▶ [Passage provided]
________________________________________
We find the triplet state dynamics of PCP at RT to be described by lifetimes of 13 and 42 μs, which are typical of carotenoid triplets. Previous experiments on PCP in the visible spectral region reported one Per triplet lifetime of 10 μs at RT (9,11) and two lifetimes of 13 and 40 μs at 77 K (11) and 13 and 58 μs up to 200 K (26), respectively. Typical carotenoid triplet lifetimes of light-harvesting complex II (LHCII), peripheral purple bacteria light-harvesting complex (LH2), and PCP are compared in Table 1. Our observation of two triplet lifetimes at RT could be related to our strictly anaerobic experimental conditions. In Fig. 2 the positive DADS signals originate from excited state absorption (ESA) of the triplet states and negative DADS signals from the bleach of the ground state.

TABLE 1.
________________________________________
▶ [Given entries]
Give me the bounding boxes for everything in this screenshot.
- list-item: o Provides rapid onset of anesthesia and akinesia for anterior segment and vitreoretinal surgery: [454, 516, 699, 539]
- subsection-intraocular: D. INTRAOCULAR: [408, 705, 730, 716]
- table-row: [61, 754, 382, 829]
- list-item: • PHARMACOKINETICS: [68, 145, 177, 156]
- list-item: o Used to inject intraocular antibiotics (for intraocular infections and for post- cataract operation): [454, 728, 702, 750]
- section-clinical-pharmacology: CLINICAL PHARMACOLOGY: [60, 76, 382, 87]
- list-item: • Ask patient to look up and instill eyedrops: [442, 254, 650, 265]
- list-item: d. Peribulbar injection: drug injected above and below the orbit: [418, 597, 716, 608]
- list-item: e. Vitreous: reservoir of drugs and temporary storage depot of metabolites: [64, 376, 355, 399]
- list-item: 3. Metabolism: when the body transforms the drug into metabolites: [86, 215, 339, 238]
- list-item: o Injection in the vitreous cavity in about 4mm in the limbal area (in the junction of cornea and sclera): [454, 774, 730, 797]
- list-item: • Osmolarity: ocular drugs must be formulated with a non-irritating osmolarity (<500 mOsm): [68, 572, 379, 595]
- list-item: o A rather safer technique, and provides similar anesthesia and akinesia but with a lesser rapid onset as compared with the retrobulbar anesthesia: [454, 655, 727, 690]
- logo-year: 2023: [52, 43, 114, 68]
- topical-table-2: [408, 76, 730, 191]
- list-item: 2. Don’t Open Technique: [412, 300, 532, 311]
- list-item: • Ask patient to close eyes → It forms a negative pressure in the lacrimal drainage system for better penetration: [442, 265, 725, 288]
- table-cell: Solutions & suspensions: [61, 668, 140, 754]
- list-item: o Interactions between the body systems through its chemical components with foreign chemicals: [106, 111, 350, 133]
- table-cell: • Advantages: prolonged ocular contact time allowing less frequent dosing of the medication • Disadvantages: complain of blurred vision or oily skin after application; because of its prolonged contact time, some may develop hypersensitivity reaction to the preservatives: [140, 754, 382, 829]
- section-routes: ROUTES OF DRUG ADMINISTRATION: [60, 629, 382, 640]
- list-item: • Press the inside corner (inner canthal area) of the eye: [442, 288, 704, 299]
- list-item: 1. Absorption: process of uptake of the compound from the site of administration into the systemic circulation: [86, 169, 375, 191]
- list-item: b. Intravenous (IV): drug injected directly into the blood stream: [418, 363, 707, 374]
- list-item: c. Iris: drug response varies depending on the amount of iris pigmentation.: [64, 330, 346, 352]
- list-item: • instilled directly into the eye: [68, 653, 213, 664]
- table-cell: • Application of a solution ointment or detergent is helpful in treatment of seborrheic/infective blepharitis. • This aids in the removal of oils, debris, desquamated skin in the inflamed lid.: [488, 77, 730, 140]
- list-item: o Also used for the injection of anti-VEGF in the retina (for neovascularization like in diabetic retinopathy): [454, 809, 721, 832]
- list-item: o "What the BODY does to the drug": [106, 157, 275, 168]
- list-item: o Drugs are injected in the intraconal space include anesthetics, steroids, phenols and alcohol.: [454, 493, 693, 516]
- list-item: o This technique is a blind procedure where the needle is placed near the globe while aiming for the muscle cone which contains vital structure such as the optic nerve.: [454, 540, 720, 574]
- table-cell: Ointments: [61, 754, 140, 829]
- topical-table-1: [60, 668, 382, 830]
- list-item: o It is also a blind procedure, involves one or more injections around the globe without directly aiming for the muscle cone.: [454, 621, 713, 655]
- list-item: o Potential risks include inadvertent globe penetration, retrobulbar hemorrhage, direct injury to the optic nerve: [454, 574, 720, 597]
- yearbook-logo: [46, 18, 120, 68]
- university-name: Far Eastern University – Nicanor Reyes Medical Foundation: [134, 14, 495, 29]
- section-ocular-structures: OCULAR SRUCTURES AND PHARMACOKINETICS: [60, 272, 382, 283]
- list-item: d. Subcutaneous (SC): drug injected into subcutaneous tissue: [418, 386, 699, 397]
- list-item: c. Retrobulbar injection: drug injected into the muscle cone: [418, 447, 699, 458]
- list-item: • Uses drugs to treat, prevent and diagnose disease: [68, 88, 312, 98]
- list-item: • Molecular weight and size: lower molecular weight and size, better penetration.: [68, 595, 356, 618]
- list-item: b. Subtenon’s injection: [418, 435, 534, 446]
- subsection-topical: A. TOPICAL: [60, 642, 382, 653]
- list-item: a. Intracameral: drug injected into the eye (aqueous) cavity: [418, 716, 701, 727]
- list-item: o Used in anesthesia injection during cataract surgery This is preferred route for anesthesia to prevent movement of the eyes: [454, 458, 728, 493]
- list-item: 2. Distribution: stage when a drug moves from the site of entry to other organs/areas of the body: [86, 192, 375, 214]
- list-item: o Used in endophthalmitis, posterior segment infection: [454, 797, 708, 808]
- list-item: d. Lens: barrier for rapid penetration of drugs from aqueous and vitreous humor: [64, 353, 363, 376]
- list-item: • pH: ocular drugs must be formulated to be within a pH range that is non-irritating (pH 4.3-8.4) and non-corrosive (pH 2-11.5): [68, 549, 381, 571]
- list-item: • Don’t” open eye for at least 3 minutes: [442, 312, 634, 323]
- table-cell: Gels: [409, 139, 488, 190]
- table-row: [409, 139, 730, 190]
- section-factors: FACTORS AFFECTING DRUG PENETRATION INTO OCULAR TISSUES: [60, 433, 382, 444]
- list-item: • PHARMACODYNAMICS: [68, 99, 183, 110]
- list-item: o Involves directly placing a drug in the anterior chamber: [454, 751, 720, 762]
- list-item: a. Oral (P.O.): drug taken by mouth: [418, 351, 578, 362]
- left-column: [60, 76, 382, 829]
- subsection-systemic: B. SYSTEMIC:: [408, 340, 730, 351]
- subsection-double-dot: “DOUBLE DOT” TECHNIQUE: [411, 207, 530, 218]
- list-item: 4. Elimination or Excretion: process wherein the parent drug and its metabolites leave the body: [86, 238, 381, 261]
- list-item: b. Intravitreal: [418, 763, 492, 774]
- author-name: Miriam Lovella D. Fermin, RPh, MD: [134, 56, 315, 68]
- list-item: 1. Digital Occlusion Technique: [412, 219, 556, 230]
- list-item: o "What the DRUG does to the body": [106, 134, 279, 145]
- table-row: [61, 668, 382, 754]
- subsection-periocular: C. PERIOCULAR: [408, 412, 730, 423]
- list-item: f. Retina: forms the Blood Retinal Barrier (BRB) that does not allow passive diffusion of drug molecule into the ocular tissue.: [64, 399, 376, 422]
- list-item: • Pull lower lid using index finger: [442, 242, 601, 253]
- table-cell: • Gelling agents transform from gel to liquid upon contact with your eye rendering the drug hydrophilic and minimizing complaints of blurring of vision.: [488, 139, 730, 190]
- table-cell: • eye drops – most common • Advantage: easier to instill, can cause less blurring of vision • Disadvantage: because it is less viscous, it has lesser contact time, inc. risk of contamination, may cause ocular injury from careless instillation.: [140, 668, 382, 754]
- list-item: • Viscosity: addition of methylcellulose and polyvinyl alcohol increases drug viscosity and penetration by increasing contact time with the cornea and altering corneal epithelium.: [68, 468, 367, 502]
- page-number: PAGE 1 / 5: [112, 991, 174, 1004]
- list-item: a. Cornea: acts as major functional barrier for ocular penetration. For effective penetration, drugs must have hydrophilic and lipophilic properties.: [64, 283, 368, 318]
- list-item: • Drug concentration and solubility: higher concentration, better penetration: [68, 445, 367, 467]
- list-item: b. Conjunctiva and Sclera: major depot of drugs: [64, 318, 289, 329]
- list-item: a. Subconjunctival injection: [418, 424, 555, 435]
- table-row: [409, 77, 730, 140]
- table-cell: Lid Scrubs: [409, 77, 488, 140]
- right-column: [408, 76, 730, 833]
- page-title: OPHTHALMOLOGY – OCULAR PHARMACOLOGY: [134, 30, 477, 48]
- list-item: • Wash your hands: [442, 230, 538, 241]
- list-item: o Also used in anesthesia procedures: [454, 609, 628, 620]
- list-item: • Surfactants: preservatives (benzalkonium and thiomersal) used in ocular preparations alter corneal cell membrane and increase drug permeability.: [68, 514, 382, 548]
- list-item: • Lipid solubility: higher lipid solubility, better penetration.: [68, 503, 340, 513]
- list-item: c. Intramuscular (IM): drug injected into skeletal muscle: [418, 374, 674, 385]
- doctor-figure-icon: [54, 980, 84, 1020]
________________________________________
Pick up the passage above on carotenoid triplet lifetimes in PCP where it stops, and continue it.

▶ [Answer to this task]
Triplet state lifetimes of carotenoids in several LH complexes at varying excitation wavelengths and temperatures

LH Complex Lifetimes (μs) Excitation wavelength Temperature Carotenoid
PCP (9,11) 10 590 nm RT Peridinin
PCP (11) 13 and 40 590 nm 77 K Peridinin
PCP (26) 13 and 58 400–600 nm <200 K Peridinin
PCP this work 13 and 42 670 nm RT Peridinin
530 nm RT
480 nm RT
LH2 (61) 9.5 and 43 4 K Neurosporene
3.3 (oxygenic) RT
LHCII (28,62) 9 (anaerobic) 462 nm RT (28,62) Several (Lutein, Neo-/Violaxanthin)
2 and 4 (oxygenic) 480 nm RT (28,62)
8 and 40 590 nm 4 K (28)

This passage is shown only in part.